■ Goal ■
Give only the number of lines in the records that include the string "островах".

■ Source material ■
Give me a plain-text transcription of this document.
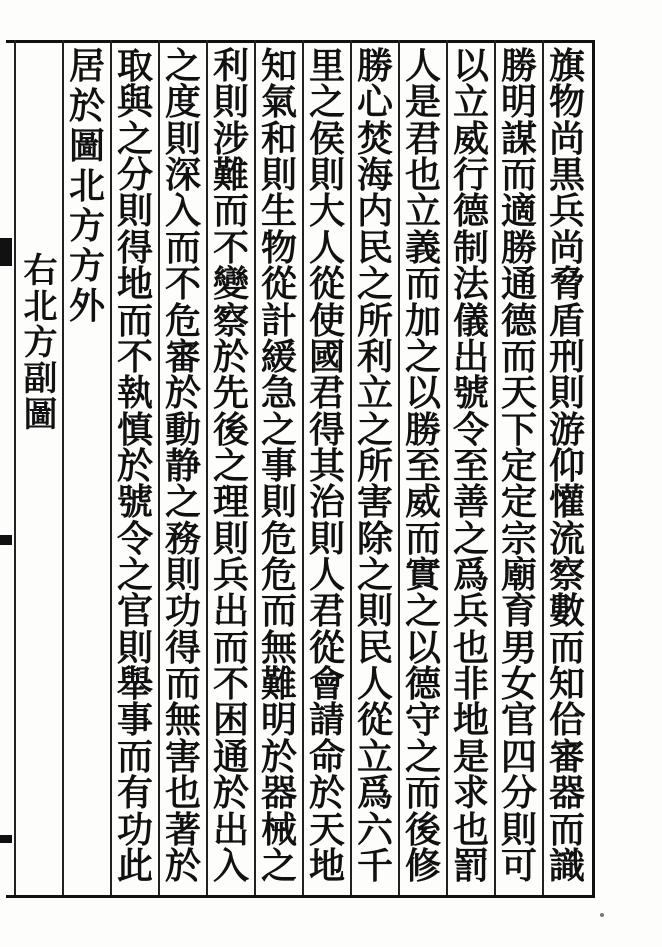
右北方副圖
旗
物
尚
黒
兵
尚
脅
盾
刑
則
游
仰
懽
流
察
數
而
知
佮
審
器
而
識
勝
明
謀
而
適
勝
通
德
而
天
下
定
定
宗
廟
育
男
女
官
四
分
則
可
以
立
威
行
德
制
法
儀
出
號
令
至
善
之
爲
兵
也
非
地
是
求
也
罰
人
是
君
也
立
義
而
加
之
以
勝
至
威
而
實
之
以
德
守
之
而
後
修
勝
心
焚
海
内
民
之
所
利
立
之
所
害
除
之
則
民
人
從
立
爲
六
千
里
之
侯
則
大
人
從
使
國
君
得
其
治
則
人
君
從
會
請
命
於
天
地
知
氣
和
則
生
物
從
計
緩
急
之
事
則
危
危
而
無
難
明
於
器
械
之
利
則
涉
難
而
不
變
察
於
先
後
之
理
則
兵
出
而
不
困
通
於
出
入
之
度
則
深
入
而
不
危
審
於
動
静
之
務
則
功
得
而
無
害
也
著
於
取
與
之
分
則
得
地
而
不
執
慎
於
號
令
之
官
則
舉
事
而
有
功
此
居
於
圖
北
方
方
外
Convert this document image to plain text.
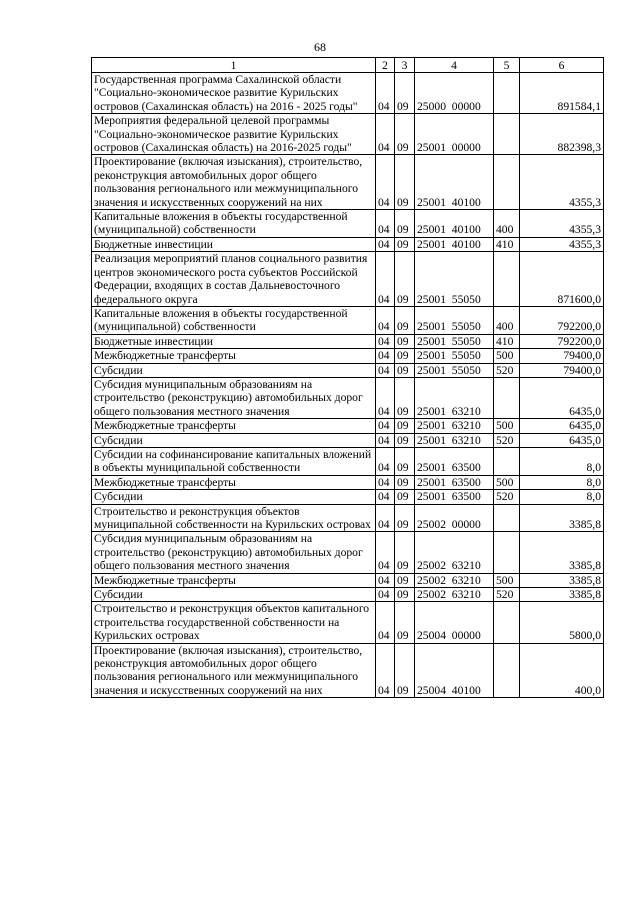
68
1	2	3	4	5	6
Государственная программа Сахалинской области "Социально-экономическое развитие Курильских островов (Сахалинская область) на 2016 - 2025 годы"	04	09	25000  00000		891584,1
Мероприятия федеральной целевой программы "Социально-экономическое развитие Курильских островов (Сахалинская область) на 2016-2025 годы"	04	09	25001  00000		882398,3
Проектирование (включая изыскания), строительство, реконструкция автомобильных дорог общего пользования регионального или межмуниципального значения и искусственных сооружений на них	04	09	25001  40100		4355,3
Капитальные вложения в объекты государственной (муниципальной) собственности	04	09	25001  40100	400	4355,3
Бюджетные инвестиции	04	09	25001  40100	410	4355,3
Реализация мероприятий планов социального развития центров экономического роста субъектов Российской Федерации, входящих в состав Дальневосточного федерального округа	04	09	25001  55050		871600,0
Капитальные вложения в объекты государственной (муниципальной) собственности	04	09	25001  55050	400	792200,0
Бюджетные инвестиции	04	09	25001  55050	410	792200,0
Межбюджетные трансферты	04	09	25001  55050	500	79400,0
Субсидии	04	09	25001  55050	520	79400,0
Субсидия муниципальным образованиям на строительство (реконструкцию) автомобильных дорог общего пользования местного значения	04	09	25001  63210		6435,0
Межбюджетные трансферты	04	09	25001  63210	500	6435,0
Субсидии	04	09	25001  63210	520	6435,0
Субсидии на софинансирование капитальных вложений в объекты муниципальной собственности	04	09	25001  63500		8,0
Межбюджетные трансферты	04	09	25001  63500	500	8,0
Субсидии	04	09	25001  63500	520	8,0
Строительство и реконструкция объектов муниципальной собственности на Курильских островах	04	09	25002  00000		3385,8
Субсидия муниципальным образованиям на строительство (реконструкцию) автомобильных дорог общего пользования местного значения	04	09	25002  63210		3385,8
Межбюджетные трансферты	04	09	25002  63210	500	3385,8
Субсидии	04	09	25002  63210	520	3385,8
Строительство и реконструкция объектов капитального строительства государственной собственности на Курильских островах	04	09	25004  00000		5800,0
Проектирование (включая изыскания), строительство, реконструкция автомобильных дорог общего пользования регионального или межмуниципального значения и искусственных сооружений на них	04	09	25004  40100		400,0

■ Output ■
2